[START MATERIAL PROVIDED]
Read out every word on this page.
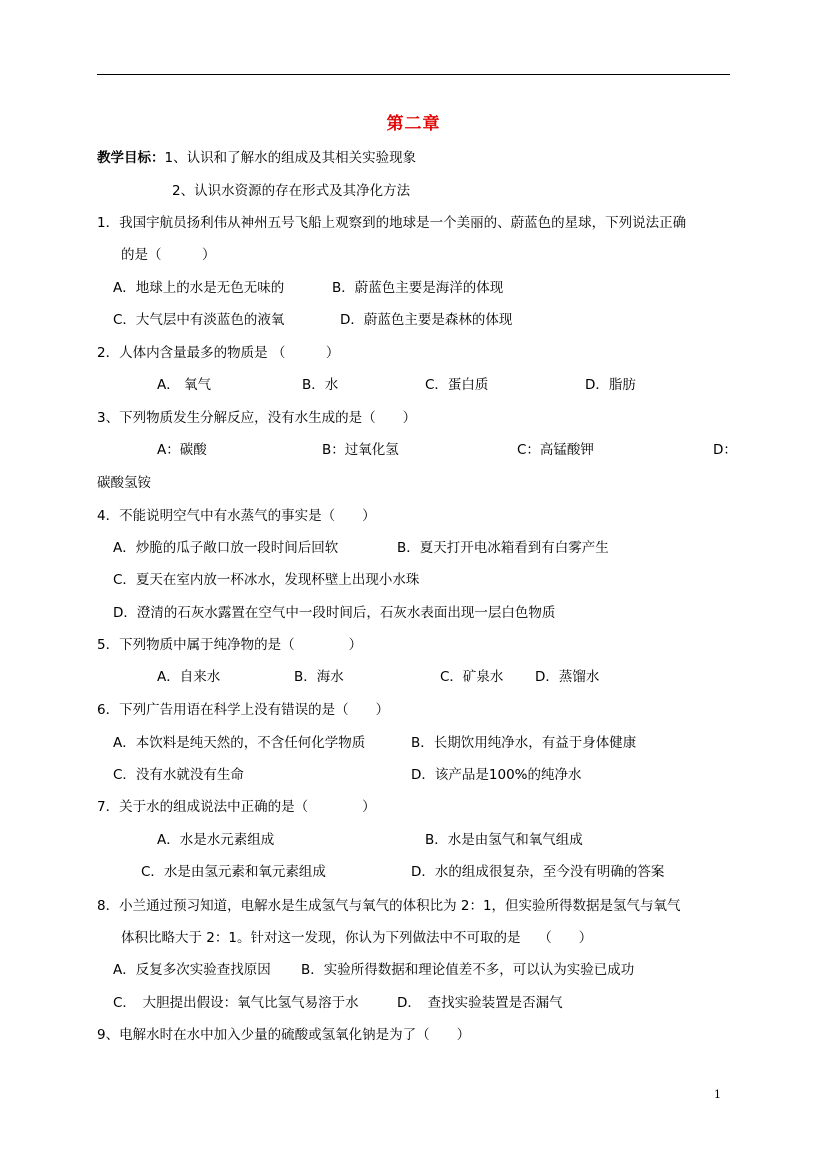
第二章
教学目标：1、认识和了解水的组成及其相关实验现象
2、认识水资源的存在形式及其净化方法
1．我国宇航员扬利伟从神州五号飞船上观察到的地球是一个美丽的、蔚蓝色的星球，下列说法正确
的是（　　　）
A．地球上的水是无色无味的	B．蔚蓝色主要是海洋的体现
C．大气层中有淡蓝色的液氧	D．蔚蓝色主要是森林的体现
2．人体内含量最多的物质是 （　　　）
A． 氧气	B．水	C．蛋白质	D．脂肪
3、下列物质发生分解反应，没有水生成的是（　　）
A：碳酸	B：过氧化氢	C：高锰酸钾	D：
碳酸氢铵
4．不能说明空气中有水蒸气的事实是（　　）
A．炒脆的瓜子敞口放一段时间后回软	B．夏天打开电冰箱看到有白雾产生
C．夏天在室内放一杯冰水，发现杯壁上出现小水珠
D．澄清的石灰水露置在空气中一段时间后，石灰水表面出现一层白色物质
5．下列物质中属于纯净物的是（　　　　）
A．自来水	B．海水	C．矿泉水 D．蒸馏水
6．下列广告用语在科学上没有错误的是（　　）
A．本饮料是纯天然的，不含任何化学物质	B．长期饮用纯净水，有益于身体健康
C．没有水就没有生命	D．该产品是100%的纯净水
7．关于水的组成说法中正确的是（　　　　）
A．水是水元素组成	B．水是由氢气和氧气组成
C．水是由氢元素和氧元素组成	D．水的组成很复杂，至今没有明确的答案
8．小兰通过预习知道，电解水是生成氢气与氧气的体积比为 2：1，但实验所得数据是氢气与氧气
体积比略大于 2：1。针对这一发现，你认为下列做法中不可取的是　 （　　）
A．反复多次实验查找原因 B．实验所得数据和理论值差不多，可以认为实验已成功
C．　大胆提出假设：氧气比氢气易溶于水	D．　查找实验装置是否漏气
9、电解水时在水中加入少量的硫酸或氢氧化钠是为了（　　）
1
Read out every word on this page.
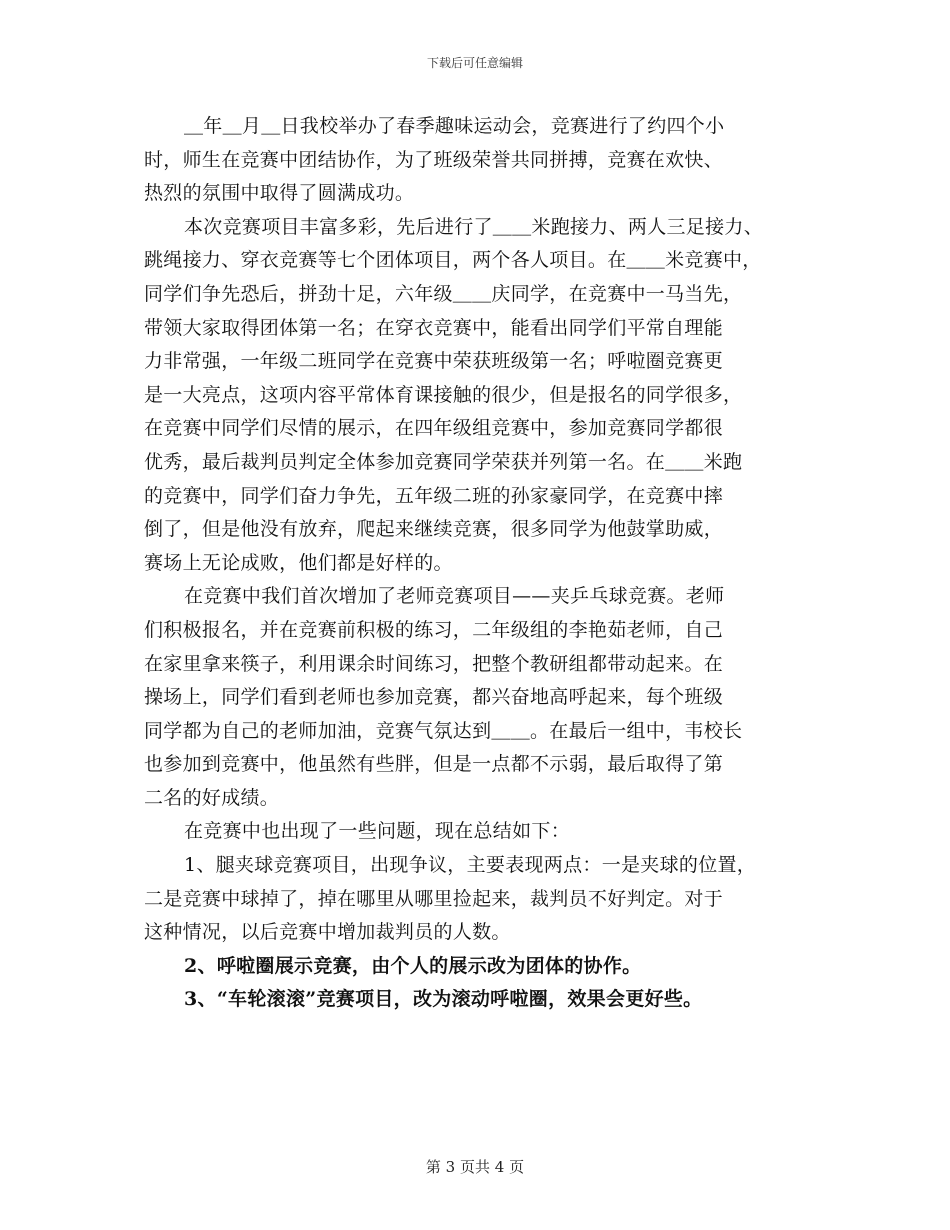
下载后可任意编辑
＿年＿月＿日我校举办了春季趣味运动会，竞赛进行了约四个小
时，师生在竞赛中团结协作，为了班级荣誉共同拼搏，竞赛在欢快、
热烈的氛围中取得了圆满成功。
本次竞赛项目丰富多彩，先后进行了＿＿米跑接力、两人三足接力、
跳绳接力、穿衣竞赛等七个团体项目，两个各人项目。在＿＿米竞赛中，
同学们争先恐后，拼劲十足，六年级＿＿庆同学，在竞赛中一马当先，
带领大家取得团体第一名；在穿衣竞赛中，能看出同学们平常自理能
力非常强，一年级二班同学在竞赛中荣获班级第一名；呼啦圈竞赛更
是一大亮点，这项内容平常体育课接触的很少，但是报名的同学很多，
在竞赛中同学们尽情的展示，在四年级组竞赛中，参加竞赛同学都很
优秀，最后裁判员判定全体参加竞赛同学荣获并列第一名。在＿＿米跑
的竞赛中，同学们奋力争先，五年级二班的孙家豪同学，在竞赛中摔
倒了，但是他没有放弃，爬起来继续竞赛，很多同学为他鼓掌助威，
赛场上无论成败，他们都是好样的。
在竞赛中我们首次增加了老师竞赛项目——夹乒乓球竞赛。老师
们积极报名，并在竞赛前积极的练习，二年级组的李艳茹老师，自己
在家里拿来筷子，利用课余时间练习，把整个教研组都带动起来。在
操场上，同学们看到老师也参加竞赛，都兴奋地高呼起来，每个班级
同学都为自己的老师加油，竞赛气氛达到＿＿。在最后一组中，韦校长
也参加到竞赛中，他虽然有些胖，但是一点都不示弱，最后取得了第
二名的好成绩。
在竞赛中也出现了一些问题，现在总结如下：
1、腿夹球竞赛项目，出现争议，主要表现两点：一是夹球的位置，
二是竞赛中球掉了，掉在哪里从哪里捡起来，裁判员不好判定。对于
这种情况，以后竞赛中增加裁判员的人数。
2、呼啦圈展示竞赛，由个人的展示改为团体的协作。
3、“车轮滚滚”竞赛项目，改为滚动呼啦圈，效果会更好些。
第 3 页共 4 页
[END MATERIAL PROVIDED]
TASK BRIEF: Reproduce each record from above exactly; pictures do not belong in the copy.

RESPONSE:
Read out every word on this page.
第二章
教学目标：1、认识和了解水的组成及其相关实验现象
2、认识水资源的存在形式及其净化方法
1．我国宇航员扬利伟从神州五号飞船上观察到的地球是一个美丽的、蔚蓝色的星球，下列说法正确
的是（　　　）
A．地球上的水是无色无味的	B．蔚蓝色主要是海洋的体现
C．大气层中有淡蓝色的液氧	D．蔚蓝色主要是森林的体现
2．人体内含量最多的物质是 （　　　）
A． 氧气	B．水	C．蛋白质	D．脂肪
3、下列物质发生分解反应，没有水生成的是（　　）
A：碳酸	B：过氧化氢	C：高锰酸钾	D：
碳酸氢铵
4．不能说明空气中有水蒸气的事实是（　　）
A．炒脆的瓜子敞口放一段时间后回软	B．夏天打开电冰箱看到有白雾产生
C．夏天在室内放一杯冰水，发现杯壁上出现小水珠
D．澄清的石灰水露置在空气中一段时间后，石灰水表面出现一层白色物质
5．下列物质中属于纯净物的是（　　　　）
A．自来水	B．海水	C．矿泉水 D．蒸馏水
6．下列广告用语在科学上没有错误的是（　　）
A．本饮料是纯天然的，不含任何化学物质	B．长期饮用纯净水，有益于身体健康
C．没有水就没有生命	D．该产品是100%的纯净水
7．关于水的组成说法中正确的是（　　　　）
A．水是水元素组成	B．水是由氢气和氧气组成
C．水是由氢元素和氧元素组成	D．水的组成很复杂，至今没有明确的答案
8．小兰通过预习知道，电解水是生成氢气与氧气的体积比为 2：1，但实验所得数据是氢气与氧气
体积比略大于 2：1。针对这一发现，你认为下列做法中不可取的是　 （　　）
A．反复多次实验查找原因 B．实验所得数据和理论值差不多，可以认为实验已成功
C．　大胆提出假设：氧气比氢气易溶于水	D．　查找实验装置是否漏气
9、电解水时在水中加入少量的硫酸或氢氧化钠是为了（　　）
1
Read out every word on this page.
下载后可任意编辑
＿年＿月＿日我校举办了春季趣味运动会，竞赛进行了约四个小
时，师生在竞赛中团结协作，为了班级荣誉共同拼搏，竞赛在欢快、
热烈的氛围中取得了圆满成功。
本次竞赛项目丰富多彩，先后进行了＿＿米跑接力、两人三足接力、
跳绳接力、穿衣竞赛等七个团体项目，两个各人项目。在＿＿米竞赛中，
同学们争先恐后，拼劲十足，六年级＿＿庆同学，在竞赛中一马当先，
带领大家取得团体第一名；在穿衣竞赛中，能看出同学们平常自理能
力非常强，一年级二班同学在竞赛中荣获班级第一名；呼啦圈竞赛更
是一大亮点，这项内容平常体育课接触的很少，但是报名的同学很多，
在竞赛中同学们尽情的展示，在四年级组竞赛中，参加竞赛同学都很
优秀，最后裁判员判定全体参加竞赛同学荣获并列第一名。在＿＿米跑
的竞赛中，同学们奋力争先，五年级二班的孙家豪同学，在竞赛中摔
倒了，但是他没有放弃，爬起来继续竞赛，很多同学为他鼓掌助威，
赛场上无论成败，他们都是好样的。
在竞赛中我们首次增加了老师竞赛项目——夹乒乓球竞赛。老师
们积极报名，并在竞赛前积极的练习，二年级组的李艳茹老师，自己
在家里拿来筷子，利用课余时间练习，把整个教研组都带动起来。在
操场上，同学们看到老师也参加竞赛，都兴奋地高呼起来，每个班级
同学都为自己的老师加油，竞赛气氛达到＿＿。在最后一组中，韦校长
也参加到竞赛中，他虽然有些胖，但是一点都不示弱，最后取得了第
二名的好成绩。
在竞赛中也出现了一些问题，现在总结如下：
1、腿夹球竞赛项目，出现争议，主要表现两点：一是夹球的位置，
二是竞赛中球掉了，掉在哪里从哪里捡起来，裁判员不好判定。对于
这种情况，以后竞赛中增加裁判员的人数。
2、呼啦圈展示竞赛，由个人的展示改为团体的协作。
3、“车轮滚滚”竞赛项目，改为滚动呼啦圈，效果会更好些。
第 3 页共 4 页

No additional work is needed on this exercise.